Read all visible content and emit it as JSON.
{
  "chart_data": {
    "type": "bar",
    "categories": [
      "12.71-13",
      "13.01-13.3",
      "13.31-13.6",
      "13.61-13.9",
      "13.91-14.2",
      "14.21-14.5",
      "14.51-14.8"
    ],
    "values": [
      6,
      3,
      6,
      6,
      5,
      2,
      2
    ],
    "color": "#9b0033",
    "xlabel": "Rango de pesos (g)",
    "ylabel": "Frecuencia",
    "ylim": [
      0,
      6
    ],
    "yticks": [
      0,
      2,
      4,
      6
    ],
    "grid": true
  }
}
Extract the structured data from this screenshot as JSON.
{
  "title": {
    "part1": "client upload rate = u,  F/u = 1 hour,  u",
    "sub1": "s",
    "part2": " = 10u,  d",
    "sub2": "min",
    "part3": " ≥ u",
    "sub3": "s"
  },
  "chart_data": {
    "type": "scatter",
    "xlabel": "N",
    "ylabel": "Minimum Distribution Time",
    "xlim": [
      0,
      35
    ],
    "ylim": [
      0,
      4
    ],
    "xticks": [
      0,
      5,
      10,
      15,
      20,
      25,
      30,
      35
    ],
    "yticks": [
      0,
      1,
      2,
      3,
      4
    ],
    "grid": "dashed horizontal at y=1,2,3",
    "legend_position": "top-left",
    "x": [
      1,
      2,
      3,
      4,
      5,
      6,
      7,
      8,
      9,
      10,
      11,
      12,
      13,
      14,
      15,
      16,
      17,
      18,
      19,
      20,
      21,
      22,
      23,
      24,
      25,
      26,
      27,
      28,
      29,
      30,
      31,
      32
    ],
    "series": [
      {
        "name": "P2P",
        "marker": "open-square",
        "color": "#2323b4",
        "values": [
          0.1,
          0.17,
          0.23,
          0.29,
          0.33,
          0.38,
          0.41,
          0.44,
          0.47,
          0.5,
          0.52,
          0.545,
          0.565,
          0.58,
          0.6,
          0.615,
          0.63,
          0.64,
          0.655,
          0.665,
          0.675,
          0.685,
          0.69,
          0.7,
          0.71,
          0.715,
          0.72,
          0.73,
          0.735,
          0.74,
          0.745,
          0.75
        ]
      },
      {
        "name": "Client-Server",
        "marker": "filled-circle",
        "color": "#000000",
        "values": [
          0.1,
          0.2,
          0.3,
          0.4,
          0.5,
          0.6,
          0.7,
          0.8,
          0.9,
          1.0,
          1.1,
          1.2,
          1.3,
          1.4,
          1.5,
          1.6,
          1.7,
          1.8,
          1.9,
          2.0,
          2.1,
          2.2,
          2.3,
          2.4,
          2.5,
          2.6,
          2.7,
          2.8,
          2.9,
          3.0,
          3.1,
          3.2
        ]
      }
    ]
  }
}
········
Task statement: Take the listing above and set it down exactly.

Answer for this exercise:
Read all visible content and emit it as JSON.
{
  "chart_data": {
    "type": "bar",
    "categories": [
      "12.71-13",
      "13.01-13.3",
      "13.31-13.6",
      "13.61-13.9",
      "13.91-14.2",
      "14.21-14.5",
      "14.51-14.8"
    ],
    "values": [
      6,
      3,
      6,
      6,
      5,
      2,
      2
    ],
    "color": "#9b0033",
    "xlabel": "Rango de pesos (g)",
    "ylabel": "Frecuencia",
    "ylim": [
      0,
      6
    ],
    "yticks": [
      0,
      2,
      4,
      6
    ],
    "grid": true
  }
}
Extract the structured data from this screenshot as JSON.
{
  "title": {
    "part1": "client upload rate = u,  F/u = 1 hour,  u",
    "sub1": "s",
    "part2": " = 10u,  d",
    "sub2": "min",
    "part3": " ≥ u",
    "sub3": "s"
  },
  "chart_data": {
    "type": "scatter",
    "xlabel": "N",
    "ylabel": "Minimum Distribution Time",
    "xlim": [
      0,
      35
    ],
    "ylim": [
      0,
      4
    ],
    "xticks": [
      0,
      5,
      10,
      15,
      20,
      25,
      30,
      35
    ],
    "yticks": [
      0,
      1,
      2,
      3,
      4
    ],
    "grid": "dashed horizontal at y=1,2,3",
    "legend_position": "top-left",
    "x": [
      1,
      2,
      3,
      4,
      5,
      6,
      7,
      8,
      9,
      10,
      11,
      12,
      13,
      14,
      15,
      16,
      17,
      18,
      19,
      20,
      21,
      22,
      23,
      24,
      25,
      26,
      27,
      28,
      29,
      30,
      31,
      32
    ],
    "series": [
      {
        "name": "P2P",
        "marker": "open-square",
        "color": "#2323b4",
        "values": [
          0.1,
          0.17,
          0.23,
          0.29,
          0.33,
          0.38,
          0.41,
          0.44,
          0.47,
          0.5,
          0.52,
          0.545,
          0.565,
          0.58,
          0.6,
          0.615,
          0.63,
          0.64,
          0.655,
          0.665,
          0.675,
          0.685,
          0.69,
          0.7,
          0.71,
          0.715,
          0.72,
          0.73,
          0.735,
          0.74,
          0.745,
          0.75
        ]
      },
      {
        "name": "Client-Server",
        "marker": "filled-circle",
        "color": "#000000",
        "values": [
          0.1,
          0.2,
          0.3,
          0.4,
          0.5,
          0.6,
          0.7,
          0.8,
          0.9,
          1.0,
          1.1,
          1.2,
          1.3,
          1.4,
          1.5,
          1.6,
          1.7,
          1.8,
          1.9,
          2.0,
          2.1,
          2.2,
          2.3,
          2.4,
          2.5,
          2.6,
          2.7,
          2.8,
          2.9,
          3.0,
          3.1,
          3.2
        ]
      }
    ]
  }
}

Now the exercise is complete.